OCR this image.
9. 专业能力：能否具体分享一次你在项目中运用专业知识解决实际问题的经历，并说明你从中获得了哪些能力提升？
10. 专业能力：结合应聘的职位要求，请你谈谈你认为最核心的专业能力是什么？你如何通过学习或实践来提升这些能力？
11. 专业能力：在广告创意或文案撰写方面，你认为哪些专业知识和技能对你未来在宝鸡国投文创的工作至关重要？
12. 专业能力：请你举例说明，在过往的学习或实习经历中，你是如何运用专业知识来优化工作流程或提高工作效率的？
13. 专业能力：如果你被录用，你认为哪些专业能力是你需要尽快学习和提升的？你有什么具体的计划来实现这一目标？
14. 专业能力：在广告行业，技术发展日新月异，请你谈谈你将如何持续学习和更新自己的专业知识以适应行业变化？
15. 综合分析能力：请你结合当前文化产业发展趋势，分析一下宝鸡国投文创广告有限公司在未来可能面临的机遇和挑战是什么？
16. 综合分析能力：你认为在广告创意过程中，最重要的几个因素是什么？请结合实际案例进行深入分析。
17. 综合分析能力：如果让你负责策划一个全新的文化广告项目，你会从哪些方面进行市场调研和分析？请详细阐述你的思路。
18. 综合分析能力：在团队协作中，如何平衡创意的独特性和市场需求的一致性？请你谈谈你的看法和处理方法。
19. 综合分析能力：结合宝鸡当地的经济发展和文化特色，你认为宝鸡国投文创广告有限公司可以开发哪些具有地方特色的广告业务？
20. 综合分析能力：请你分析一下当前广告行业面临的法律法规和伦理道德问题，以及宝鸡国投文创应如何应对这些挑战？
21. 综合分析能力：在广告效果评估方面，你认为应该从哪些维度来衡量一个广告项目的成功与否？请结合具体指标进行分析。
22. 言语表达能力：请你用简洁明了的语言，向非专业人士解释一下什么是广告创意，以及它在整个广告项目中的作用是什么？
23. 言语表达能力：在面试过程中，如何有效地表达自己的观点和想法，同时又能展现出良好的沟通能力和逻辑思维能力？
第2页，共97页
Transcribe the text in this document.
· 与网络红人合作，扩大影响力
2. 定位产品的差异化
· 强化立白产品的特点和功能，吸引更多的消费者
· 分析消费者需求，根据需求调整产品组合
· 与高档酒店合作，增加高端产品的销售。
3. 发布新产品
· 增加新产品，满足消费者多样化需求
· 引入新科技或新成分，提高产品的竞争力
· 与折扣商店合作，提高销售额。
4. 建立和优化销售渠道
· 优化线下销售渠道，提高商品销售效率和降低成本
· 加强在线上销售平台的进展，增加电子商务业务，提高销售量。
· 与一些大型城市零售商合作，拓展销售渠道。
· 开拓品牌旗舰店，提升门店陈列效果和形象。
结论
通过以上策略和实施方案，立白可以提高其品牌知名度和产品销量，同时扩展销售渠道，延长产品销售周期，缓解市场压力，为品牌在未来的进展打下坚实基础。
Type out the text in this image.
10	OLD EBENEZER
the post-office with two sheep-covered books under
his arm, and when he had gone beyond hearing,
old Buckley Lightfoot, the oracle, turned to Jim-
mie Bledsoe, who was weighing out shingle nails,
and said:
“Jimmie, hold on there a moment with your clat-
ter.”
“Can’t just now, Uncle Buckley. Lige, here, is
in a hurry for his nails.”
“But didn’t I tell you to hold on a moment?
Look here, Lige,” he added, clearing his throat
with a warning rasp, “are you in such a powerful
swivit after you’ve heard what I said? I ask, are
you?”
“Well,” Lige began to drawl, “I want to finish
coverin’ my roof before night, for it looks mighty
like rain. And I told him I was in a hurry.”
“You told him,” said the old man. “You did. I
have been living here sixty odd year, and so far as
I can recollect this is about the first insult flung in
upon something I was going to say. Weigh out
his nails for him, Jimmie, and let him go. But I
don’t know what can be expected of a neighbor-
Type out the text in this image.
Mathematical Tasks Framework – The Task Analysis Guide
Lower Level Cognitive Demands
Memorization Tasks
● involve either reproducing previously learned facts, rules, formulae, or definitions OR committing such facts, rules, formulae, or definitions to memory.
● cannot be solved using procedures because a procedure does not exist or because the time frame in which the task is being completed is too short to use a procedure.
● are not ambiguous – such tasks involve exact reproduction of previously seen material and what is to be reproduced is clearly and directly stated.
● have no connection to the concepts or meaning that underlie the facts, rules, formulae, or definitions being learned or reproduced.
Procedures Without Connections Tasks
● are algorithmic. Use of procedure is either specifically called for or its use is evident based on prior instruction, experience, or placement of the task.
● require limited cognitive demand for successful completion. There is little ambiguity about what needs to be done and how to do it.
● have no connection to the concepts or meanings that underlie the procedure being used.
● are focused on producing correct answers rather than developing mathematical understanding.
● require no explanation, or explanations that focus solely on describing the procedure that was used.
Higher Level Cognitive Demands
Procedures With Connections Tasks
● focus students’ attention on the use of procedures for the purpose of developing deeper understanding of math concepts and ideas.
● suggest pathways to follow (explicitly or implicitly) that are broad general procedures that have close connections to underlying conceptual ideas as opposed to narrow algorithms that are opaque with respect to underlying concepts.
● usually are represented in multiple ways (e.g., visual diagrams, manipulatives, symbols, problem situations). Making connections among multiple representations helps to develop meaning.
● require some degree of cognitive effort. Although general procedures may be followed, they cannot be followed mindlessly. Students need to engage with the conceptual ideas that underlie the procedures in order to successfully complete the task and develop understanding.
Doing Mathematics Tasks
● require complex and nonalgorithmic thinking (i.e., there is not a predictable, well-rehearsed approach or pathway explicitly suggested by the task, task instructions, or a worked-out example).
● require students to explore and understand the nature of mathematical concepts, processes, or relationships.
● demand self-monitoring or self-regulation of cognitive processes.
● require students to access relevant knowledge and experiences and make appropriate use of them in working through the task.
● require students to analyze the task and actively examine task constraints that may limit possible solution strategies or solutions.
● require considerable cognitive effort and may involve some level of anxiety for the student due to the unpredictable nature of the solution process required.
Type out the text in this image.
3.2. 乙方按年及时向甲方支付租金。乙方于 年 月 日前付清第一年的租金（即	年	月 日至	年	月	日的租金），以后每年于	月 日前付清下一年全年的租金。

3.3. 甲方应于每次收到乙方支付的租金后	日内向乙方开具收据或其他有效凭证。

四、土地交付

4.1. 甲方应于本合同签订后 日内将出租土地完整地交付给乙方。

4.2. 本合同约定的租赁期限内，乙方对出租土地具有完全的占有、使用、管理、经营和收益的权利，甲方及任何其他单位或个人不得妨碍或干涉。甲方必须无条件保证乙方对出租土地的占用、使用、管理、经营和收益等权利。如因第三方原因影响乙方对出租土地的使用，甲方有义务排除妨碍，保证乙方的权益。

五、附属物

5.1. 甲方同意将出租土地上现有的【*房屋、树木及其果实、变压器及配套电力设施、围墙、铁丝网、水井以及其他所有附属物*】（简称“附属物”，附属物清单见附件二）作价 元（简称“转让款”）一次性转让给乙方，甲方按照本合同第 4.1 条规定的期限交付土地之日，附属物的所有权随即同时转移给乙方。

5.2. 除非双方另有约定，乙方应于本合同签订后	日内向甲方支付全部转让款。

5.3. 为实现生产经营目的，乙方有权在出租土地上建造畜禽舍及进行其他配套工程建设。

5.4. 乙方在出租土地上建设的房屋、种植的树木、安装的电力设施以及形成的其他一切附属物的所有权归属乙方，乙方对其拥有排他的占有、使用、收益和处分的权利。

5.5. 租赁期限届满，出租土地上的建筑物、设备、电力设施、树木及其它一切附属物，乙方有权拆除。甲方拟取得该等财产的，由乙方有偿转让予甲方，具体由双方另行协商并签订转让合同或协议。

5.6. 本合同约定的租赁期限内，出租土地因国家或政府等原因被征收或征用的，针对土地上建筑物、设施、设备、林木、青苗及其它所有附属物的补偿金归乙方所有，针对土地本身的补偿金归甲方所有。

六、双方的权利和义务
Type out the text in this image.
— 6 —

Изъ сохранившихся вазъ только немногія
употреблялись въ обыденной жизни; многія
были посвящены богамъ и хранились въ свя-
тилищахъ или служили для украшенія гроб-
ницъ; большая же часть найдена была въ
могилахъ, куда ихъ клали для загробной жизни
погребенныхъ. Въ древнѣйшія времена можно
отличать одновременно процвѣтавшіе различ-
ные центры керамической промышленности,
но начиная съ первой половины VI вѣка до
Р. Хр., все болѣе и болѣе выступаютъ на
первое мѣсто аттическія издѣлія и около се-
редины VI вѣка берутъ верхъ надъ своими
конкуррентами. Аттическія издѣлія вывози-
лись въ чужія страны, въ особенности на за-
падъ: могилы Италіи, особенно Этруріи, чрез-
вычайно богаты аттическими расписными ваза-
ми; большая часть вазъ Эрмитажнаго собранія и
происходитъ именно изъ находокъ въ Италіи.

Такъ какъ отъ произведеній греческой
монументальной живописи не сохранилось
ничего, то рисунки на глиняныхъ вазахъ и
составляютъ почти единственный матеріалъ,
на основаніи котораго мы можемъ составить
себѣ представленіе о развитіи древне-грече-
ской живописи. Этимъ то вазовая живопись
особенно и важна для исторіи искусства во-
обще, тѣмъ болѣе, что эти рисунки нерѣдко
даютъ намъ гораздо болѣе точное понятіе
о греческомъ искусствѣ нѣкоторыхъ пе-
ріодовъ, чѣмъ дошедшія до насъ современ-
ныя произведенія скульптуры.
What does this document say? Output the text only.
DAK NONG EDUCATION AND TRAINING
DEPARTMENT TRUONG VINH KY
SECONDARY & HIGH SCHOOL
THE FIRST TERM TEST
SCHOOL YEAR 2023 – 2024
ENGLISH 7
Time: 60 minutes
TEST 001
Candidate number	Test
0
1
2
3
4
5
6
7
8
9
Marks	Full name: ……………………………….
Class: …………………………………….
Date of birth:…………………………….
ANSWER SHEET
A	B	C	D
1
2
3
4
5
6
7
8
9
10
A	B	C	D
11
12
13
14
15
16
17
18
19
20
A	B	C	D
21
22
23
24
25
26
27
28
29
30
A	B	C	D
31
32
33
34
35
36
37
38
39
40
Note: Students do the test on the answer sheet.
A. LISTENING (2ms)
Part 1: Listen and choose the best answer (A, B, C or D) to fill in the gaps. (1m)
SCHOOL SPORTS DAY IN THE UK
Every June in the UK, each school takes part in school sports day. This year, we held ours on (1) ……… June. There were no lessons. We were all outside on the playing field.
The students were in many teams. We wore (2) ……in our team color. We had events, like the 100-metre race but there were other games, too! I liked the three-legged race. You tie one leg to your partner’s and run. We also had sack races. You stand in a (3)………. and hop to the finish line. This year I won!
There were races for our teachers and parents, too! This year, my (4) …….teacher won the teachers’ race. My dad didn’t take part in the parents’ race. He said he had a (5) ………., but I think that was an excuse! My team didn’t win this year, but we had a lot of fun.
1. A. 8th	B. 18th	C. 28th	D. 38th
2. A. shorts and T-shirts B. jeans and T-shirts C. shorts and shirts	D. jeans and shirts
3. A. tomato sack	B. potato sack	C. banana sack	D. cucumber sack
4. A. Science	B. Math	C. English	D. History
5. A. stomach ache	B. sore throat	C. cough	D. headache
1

--------------------------------------------------

Directions
Quote, word for word, every line starting at the one that contains "What does this" and ending with the final line of the entries.

Result below
What does this document say? Output the text only.
DAK NONG EDUCATION AND TRAINING
DEPARTMENT TRUONG VINH KY
SECONDARY & HIGH SCHOOL
THE FIRST TERM TEST
SCHOOL YEAR 2023 – 2024
ENGLISH 7
Time: 60 minutes
TEST 001
Candidate number	Test
0
1
2
3
4
5
6
7
8
9
Marks	Full name: ……………………………….
Class: …………………………………….
Date of birth:…………………………….
ANSWER SHEET
A	B	C	D
1
2
3
4
5
6
7
8
9
10
A	B	C	D
11
12
13
14
15
16
17
18
19
20
A	B	C	D
21
22
23
24
25
26
27
28
29
30
A	B	C	D
31
32
33
34
35
36
37
38
39
40
Note: Students do the test on the answer sheet.
A. LISTENING (2ms)
Part 1: Listen and choose the best answer (A, B, C or D) to fill in the gaps. (1m)
SCHOOL SPORTS DAY IN THE UK
Every June in the UK, each school takes part in school sports day. This year, we held ours on (1) ……… June. There were no lessons. We were all outside on the playing field.
The students were in many teams. We wore (2) ……in our team color. We had events, like the 100-metre race but there were other games, too! I liked the three-legged race. You tie one leg to your partner’s and run. We also had sack races. You stand in a (3)………. and hop to the finish line. This year I won!
There were races for our teachers and parents, too! This year, my (4) …….teacher won the teachers’ race. My dad didn’t take part in the parents’ race. He said he had a (5) ………., but I think that was an excuse! My team didn’t win this year, but we had a lot of fun.
1. A. 8th	B. 18th	C. 28th	D. 38th
2. A. shorts and T-shirts B. jeans and T-shirts C. shorts and shirts	D. jeans and shirts
3. A. tomato sack	B. potato sack	C. banana sack	D. cucumber sack
4. A. Science	B. Math	C. English	D. History
5. A. stomach ache	B. sore throat	C. cough	D. headache
1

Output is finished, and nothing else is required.